▶ PROMPT
Reproduce all of the data below verbatim, line for line, without altering anything.

+++ MATERIAL SHOWN +++

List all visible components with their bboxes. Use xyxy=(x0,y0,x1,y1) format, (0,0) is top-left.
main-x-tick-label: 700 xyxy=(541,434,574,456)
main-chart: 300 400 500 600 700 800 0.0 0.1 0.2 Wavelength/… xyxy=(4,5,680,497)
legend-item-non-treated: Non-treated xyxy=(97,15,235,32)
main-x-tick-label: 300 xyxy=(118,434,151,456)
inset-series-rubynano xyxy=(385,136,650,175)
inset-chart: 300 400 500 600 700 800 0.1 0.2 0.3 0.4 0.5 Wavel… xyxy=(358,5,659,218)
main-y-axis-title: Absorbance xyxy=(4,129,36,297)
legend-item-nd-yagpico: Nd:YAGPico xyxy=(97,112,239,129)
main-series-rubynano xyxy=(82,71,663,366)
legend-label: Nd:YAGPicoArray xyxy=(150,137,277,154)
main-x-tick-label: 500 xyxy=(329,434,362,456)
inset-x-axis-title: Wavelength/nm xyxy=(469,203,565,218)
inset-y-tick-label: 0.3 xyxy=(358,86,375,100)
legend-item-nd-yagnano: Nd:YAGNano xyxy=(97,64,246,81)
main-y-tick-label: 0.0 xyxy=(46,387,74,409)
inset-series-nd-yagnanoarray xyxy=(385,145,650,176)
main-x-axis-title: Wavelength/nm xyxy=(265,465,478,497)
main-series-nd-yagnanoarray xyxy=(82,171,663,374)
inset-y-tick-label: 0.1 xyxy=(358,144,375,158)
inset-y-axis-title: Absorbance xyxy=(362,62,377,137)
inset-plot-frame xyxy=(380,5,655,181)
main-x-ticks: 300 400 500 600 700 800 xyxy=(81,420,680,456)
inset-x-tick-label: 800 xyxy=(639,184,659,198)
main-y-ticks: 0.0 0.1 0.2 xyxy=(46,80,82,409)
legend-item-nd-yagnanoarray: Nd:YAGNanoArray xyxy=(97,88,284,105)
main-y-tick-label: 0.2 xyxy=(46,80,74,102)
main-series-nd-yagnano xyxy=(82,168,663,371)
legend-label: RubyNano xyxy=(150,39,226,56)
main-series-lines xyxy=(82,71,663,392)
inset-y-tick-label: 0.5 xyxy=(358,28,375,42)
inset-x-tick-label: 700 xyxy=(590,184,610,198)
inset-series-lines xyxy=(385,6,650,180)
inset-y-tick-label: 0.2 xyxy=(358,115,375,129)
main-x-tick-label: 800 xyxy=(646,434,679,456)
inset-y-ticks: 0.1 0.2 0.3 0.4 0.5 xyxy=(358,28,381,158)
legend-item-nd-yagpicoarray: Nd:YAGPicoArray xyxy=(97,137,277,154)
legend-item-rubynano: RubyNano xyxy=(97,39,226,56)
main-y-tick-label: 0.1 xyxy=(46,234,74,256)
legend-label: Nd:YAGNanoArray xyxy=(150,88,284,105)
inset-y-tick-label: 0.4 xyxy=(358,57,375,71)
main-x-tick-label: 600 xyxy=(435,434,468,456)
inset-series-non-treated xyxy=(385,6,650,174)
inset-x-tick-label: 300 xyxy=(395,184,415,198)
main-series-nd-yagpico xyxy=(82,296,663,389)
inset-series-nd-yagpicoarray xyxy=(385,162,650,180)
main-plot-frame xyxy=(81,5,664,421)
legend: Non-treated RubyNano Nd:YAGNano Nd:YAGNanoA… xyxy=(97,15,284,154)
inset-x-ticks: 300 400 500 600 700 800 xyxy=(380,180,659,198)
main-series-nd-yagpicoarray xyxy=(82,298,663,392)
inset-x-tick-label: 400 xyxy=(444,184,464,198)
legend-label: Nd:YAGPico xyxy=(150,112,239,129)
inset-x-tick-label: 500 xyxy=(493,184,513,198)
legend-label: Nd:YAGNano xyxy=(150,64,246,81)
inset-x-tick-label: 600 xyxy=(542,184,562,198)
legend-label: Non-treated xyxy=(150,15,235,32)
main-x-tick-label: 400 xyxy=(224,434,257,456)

+++

▶ RIGHT ANSWER
List all visible components with their bboxes. Use xyxy=(x0,y0,x1,y1) format, (0,0) is top-left.
main-x-tick-label: 700 xyxy=(541,434,574,456)
main-chart: 300 400 500 600 700 800 0.0 0.1 0.2 Wavelength/… xyxy=(4,5,680,497)
legend-item-non-treated: Non-treated xyxy=(97,15,235,32)
main-x-tick-label: 300 xyxy=(118,434,151,456)
inset-series-rubynano xyxy=(385,136,650,175)
inset-chart: 300 400 500 600 700 800 0.1 0.2 0.3 0.4 0.5 Wavel… xyxy=(358,5,659,218)
main-y-axis-title: Absorbance xyxy=(4,129,36,297)
legend-item-nd-yagpico: Nd:YAGPico xyxy=(97,112,239,129)
main-series-rubynano xyxy=(82,71,663,366)
legend-label: Nd:YAGPicoArray xyxy=(150,137,277,154)
main-x-tick-label: 500 xyxy=(329,434,362,456)
inset-x-axis-title: Wavelength/nm xyxy=(469,203,565,218)
inset-y-tick-label: 0.3 xyxy=(358,86,375,100)
legend-item-nd-yagnano: Nd:YAGNano xyxy=(97,64,246,81)
main-y-tick-label: 0.0 xyxy=(46,387,74,409)
inset-series-nd-yagnanoarray xyxy=(385,145,650,176)
main-x-axis-title: Wavelength/nm xyxy=(265,465,478,497)
main-series-nd-yagnanoarray xyxy=(82,171,663,374)
inset-y-tick-label: 0.1 xyxy=(358,144,375,158)
inset-y-axis-title: Absorbance xyxy=(362,62,377,137)
inset-plot-frame xyxy=(380,5,655,181)
main-x-ticks: 300 400 500 600 700 800 xyxy=(81,420,680,456)
inset-x-tick-label: 800 xyxy=(639,184,659,198)
main-y-ticks: 0.0 0.1 0.2 xyxy=(46,80,82,409)
legend-item-nd-yagnanoarray: Nd:YAGNanoArray xyxy=(97,88,284,105)
main-y-tick-label: 0.2 xyxy=(46,80,74,102)
main-series-nd-yagnano xyxy=(82,168,663,371)
legend-label: RubyNano xyxy=(150,39,226,56)
main-series-lines xyxy=(82,71,663,392)
inset-y-tick-label: 0.5 xyxy=(358,28,375,42)
inset-x-tick-label: 700 xyxy=(590,184,610,198)
inset-series-lines xyxy=(385,6,650,180)
inset-y-tick-label: 0.2 xyxy=(358,115,375,129)
main-x-tick-label: 800 xyxy=(646,434,679,456)
inset-y-ticks: 0.1 0.2 0.3 0.4 0.5 xyxy=(358,28,381,158)
legend-item-nd-yagpicoarray: Nd:YAGPicoArray xyxy=(97,137,277,154)
legend-item-rubynano: RubyNano xyxy=(97,39,226,56)
main-y-tick-label: 0.1 xyxy=(46,234,74,256)
legend-label: Nd:YAGNanoArray xyxy=(150,88,284,105)
inset-y-tick-label: 0.4 xyxy=(358,57,375,71)
main-x-tick-label: 600 xyxy=(435,434,468,456)
inset-series-non-treated xyxy=(385,6,650,174)
inset-x-tick-label: 300 xyxy=(395,184,415,198)
main-series-nd-yagpico xyxy=(82,296,663,389)
inset-series-nd-yagpicoarray xyxy=(385,162,650,180)
main-plot-frame xyxy=(81,5,664,421)
legend: Non-treated RubyNano Nd:YAGNano Nd:YAGNanoA… xyxy=(97,15,284,154)
inset-x-ticks: 300 400 500 600 700 800 xyxy=(380,180,659,198)
main-series-nd-yagpicoarray xyxy=(82,298,663,392)
inset-x-tick-label: 400 xyxy=(444,184,464,198)
legend-label: Nd:YAGPico xyxy=(150,112,239,129)
inset-x-tick-label: 500 xyxy=(493,184,513,198)
legend-label: Nd:YAGNano xyxy=(150,64,246,81)
inset-x-tick-label: 600 xyxy=(542,184,562,198)
legend-label: Non-treated xyxy=(150,15,235,32)
main-x-tick-label: 400 xyxy=(224,434,257,456)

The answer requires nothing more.